#### Data rows
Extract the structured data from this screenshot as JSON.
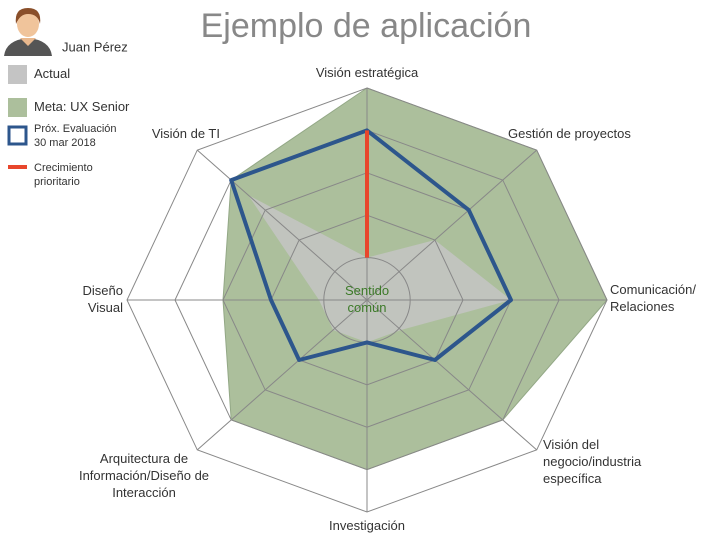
{
  "header": {
    "user": "Juan Pérez"
  },
  "chart_data": {
    "type": "radar",
    "title": "Ejemplo de aplicación",
    "center_label": [
      "Sentido",
      "común"
    ],
    "categories": [
      [
        "Visión estratégica"
      ],
      [
        "Gestión de proyectos"
      ],
      [
        "Comunicación/",
        "Relaciones"
      ],
      [
        "Visión del",
        "negocio/industria",
        "específica"
      ],
      [
        "Investigación"
      ],
      [
        "Arquitectura de",
        "Información/Diseño de",
        "Interacción"
      ],
      [
        "Diseño",
        "Visual"
      ],
      [
        "Visión de TI"
      ]
    ],
    "rlim": [
      0,
      5
    ],
    "rticks": [
      1,
      2,
      3,
      4,
      5
    ],
    "series": [
      {
        "name": "Meta: UX Senior",
        "color": "#acbf9c",
        "style": "area",
        "values": [
          5,
          5,
          5,
          4,
          4,
          4,
          3,
          4
        ]
      },
      {
        "name": "Actual",
        "color": "#c4c4c4",
        "style": "area",
        "values": [
          1,
          2,
          3,
          1,
          1,
          1,
          1,
          3.5
        ]
      },
      {
        "name": [
          "Próx. Evaluación",
          "30 mar 2018"
        ],
        "color": "#2d568c",
        "style": "line",
        "values": [
          4,
          3,
          3,
          2,
          1,
          2,
          2,
          4
        ]
      }
    ],
    "priority": {
      "name": [
        "Crecimiento",
        "prioritario"
      ],
      "color": "#e8462c",
      "axis": 0,
      "from": 1,
      "to": 4
    }
  }
}
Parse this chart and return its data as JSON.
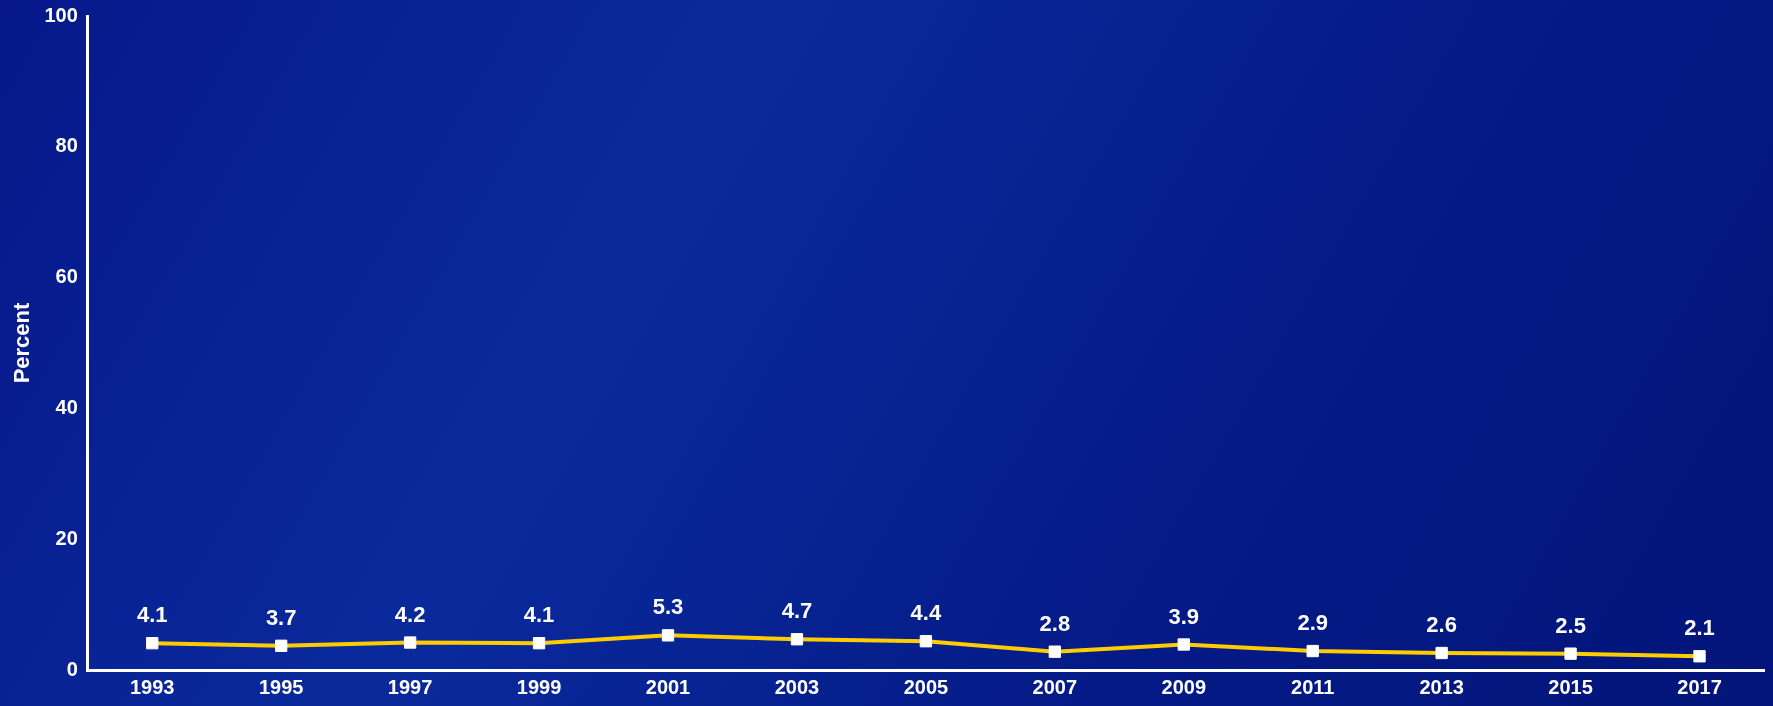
{
  "chart_data": {
    "type": "line",
    "ylabel": "Percent",
    "categories": [
      "1993",
      "1995",
      "1997",
      "1999",
      "2001",
      "2003",
      "2005",
      "2007",
      "2009",
      "2011",
      "2013",
      "2015",
      "2017"
    ],
    "series": [
      {
        "color": "#ffcc00",
        "values": [
          4.1,
          3.7,
          4.2,
          4.1,
          5.3,
          4.7,
          4.4,
          2.8,
          3.9,
          2.9,
          2.6,
          2.5,
          2.1
        ]
      }
    ],
    "ylim": [
      0,
      100
    ],
    "yticks": [
      0,
      20,
      40,
      60,
      80,
      100
    ],
    "grid": false,
    "legend": false,
    "marker": "square",
    "line_style": "solid",
    "data_labels": true
  }
}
########
**Stated task**
Keep the pictures out of your copy, and repeat every entry above exactly.

**Worked solution**
Extract the structured data from this screenshot as JSON.
{
  "header": {
    "user": "Juan Pérez"
  },
  "chart_data": {
    "type": "radar",
    "title": "Ejemplo de aplicación",
    "center_label": [
      "Sentido",
      "común"
    ],
    "categories": [
      [
        "Visión estratégica"
      ],
      [
        "Gestión de proyectos"
      ],
      [
        "Comunicación/",
        "Relaciones"
      ],
      [
        "Visión del",
        "negocio/industria",
        "específica"
      ],
      [
        "Investigación"
      ],
      [
        "Arquitectura de",
        "Información/Diseño de",
        "Interacción"
      ],
      [
        "Diseño",
        "Visual"
      ],
      [
        "Visión de TI"
      ]
    ],
    "rlim": [
      0,
      5
    ],
    "rticks": [
      1,
      2,
      3,
      4,
      5
    ],
    "series": [
      {
        "name": "Meta: UX Senior",
        "color": "#acbf9c",
        "style": "area",
        "values": [
          5,
          5,
          5,
          4,
          4,
          4,
          3,
          4
        ]
      },
      {
        "name": "Actual",
        "color": "#c4c4c4",
        "style": "area",
        "values": [
          1,
          2,
          3,
          1,
          1,
          1,
          1,
          3.5
        ]
      },
      {
        "name": [
          "Próx. Evaluación",
          "30 mar 2018"
        ],
        "color": "#2d568c",
        "style": "line",
        "values": [
          4,
          3,
          3,
          2,
          1,
          2,
          2,
          4
        ]
      }
    ],
    "priority": {
      "name": [
        "Crecimiento",
        "prioritario"
      ],
      "color": "#e8462c",
      "axis": 0,
      "from": 1,
      "to": 4
    }
  }
}
Parse this chart and return its data as JSON.
{
  "chart_data": {
    "type": "line",
    "ylabel": "Percent",
    "categories": [
      "1993",
      "1995",
      "1997",
      "1999",
      "2001",
      "2003",
      "2005",
      "2007",
      "2009",
      "2011",
      "2013",
      "2015",
      "2017"
    ],
    "series": [
      {
        "color": "#ffcc00",
        "values": [
          4.1,
          3.7,
          4.2,
          4.1,
          5.3,
          4.7,
          4.4,
          2.8,
          3.9,
          2.9,
          2.6,
          2.5,
          2.1
        ]
      }
    ],
    "ylim": [
      0,
      100
    ],
    "yticks": [
      0,
      20,
      40,
      60,
      80,
      100
    ],
    "grid": false,
    "legend": false,
    "marker": "square",
    "line_style": "solid",
    "data_labels": true
  }
}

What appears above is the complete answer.